_TASK GOAL_
Search the data for the string "color" and gather each line it is in.

_LISTED ENTRIES_
..............................
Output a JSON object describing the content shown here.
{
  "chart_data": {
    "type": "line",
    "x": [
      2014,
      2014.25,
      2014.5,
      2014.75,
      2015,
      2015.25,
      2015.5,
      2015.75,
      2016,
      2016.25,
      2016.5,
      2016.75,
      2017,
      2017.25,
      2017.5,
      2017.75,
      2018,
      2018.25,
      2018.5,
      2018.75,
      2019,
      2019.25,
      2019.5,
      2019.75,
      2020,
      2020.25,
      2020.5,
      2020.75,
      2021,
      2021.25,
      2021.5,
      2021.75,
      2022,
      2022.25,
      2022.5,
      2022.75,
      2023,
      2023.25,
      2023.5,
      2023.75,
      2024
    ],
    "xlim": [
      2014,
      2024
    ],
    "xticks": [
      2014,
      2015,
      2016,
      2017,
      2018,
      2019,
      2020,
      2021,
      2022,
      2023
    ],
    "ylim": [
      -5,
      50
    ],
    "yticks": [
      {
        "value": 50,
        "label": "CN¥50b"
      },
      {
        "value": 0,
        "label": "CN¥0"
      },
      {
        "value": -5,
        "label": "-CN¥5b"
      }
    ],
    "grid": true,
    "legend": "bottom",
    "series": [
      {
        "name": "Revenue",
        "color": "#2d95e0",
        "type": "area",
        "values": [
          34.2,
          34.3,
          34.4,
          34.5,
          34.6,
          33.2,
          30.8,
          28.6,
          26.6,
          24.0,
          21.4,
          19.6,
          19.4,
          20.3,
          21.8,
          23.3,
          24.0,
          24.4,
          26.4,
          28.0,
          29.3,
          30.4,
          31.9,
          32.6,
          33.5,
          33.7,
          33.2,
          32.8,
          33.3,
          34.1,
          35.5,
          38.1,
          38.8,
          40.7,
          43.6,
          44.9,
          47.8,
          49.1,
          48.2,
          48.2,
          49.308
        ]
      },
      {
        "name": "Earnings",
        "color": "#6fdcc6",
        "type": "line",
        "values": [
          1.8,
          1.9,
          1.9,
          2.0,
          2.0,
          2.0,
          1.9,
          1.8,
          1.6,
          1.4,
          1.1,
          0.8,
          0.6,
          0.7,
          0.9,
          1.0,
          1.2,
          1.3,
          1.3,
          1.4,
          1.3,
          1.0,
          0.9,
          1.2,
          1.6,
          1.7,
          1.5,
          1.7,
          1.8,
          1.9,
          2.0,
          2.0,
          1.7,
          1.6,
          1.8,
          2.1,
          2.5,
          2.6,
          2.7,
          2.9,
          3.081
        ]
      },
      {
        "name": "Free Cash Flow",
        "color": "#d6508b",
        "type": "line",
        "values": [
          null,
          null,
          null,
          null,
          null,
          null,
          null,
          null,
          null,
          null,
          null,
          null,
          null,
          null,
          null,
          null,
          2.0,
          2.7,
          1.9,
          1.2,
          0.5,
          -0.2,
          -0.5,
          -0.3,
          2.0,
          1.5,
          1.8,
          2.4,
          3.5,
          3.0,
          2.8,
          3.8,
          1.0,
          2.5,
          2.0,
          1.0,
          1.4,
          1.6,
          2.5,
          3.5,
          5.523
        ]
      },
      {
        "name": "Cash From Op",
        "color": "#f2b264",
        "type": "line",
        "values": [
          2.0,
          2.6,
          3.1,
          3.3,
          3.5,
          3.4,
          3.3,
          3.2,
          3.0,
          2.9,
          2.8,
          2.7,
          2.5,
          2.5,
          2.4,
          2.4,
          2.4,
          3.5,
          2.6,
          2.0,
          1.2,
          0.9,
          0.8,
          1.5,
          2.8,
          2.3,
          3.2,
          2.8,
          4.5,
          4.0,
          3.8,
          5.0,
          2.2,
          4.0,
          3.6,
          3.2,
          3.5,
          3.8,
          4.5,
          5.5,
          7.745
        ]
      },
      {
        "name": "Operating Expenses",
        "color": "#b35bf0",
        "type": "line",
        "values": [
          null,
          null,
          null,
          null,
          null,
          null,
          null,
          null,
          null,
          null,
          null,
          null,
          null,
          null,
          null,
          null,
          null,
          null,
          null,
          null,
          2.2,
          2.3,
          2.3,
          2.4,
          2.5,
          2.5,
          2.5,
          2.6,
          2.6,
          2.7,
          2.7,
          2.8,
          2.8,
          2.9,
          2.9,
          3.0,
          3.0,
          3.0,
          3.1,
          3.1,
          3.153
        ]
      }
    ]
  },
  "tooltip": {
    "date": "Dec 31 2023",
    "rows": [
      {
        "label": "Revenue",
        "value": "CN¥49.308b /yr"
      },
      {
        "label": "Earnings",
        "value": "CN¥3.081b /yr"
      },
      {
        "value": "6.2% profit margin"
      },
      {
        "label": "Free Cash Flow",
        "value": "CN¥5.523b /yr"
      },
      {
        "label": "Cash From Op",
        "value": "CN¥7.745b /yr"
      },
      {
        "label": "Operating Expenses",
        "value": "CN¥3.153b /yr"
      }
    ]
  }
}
..............................
_SOLUTION TO THIS TASK_
        "color": "#2d95e0",
        "color": "#6fdcc6",
        "color": "#d6508b",
        "color": "#f2b264",
        "color": "#b35bf0",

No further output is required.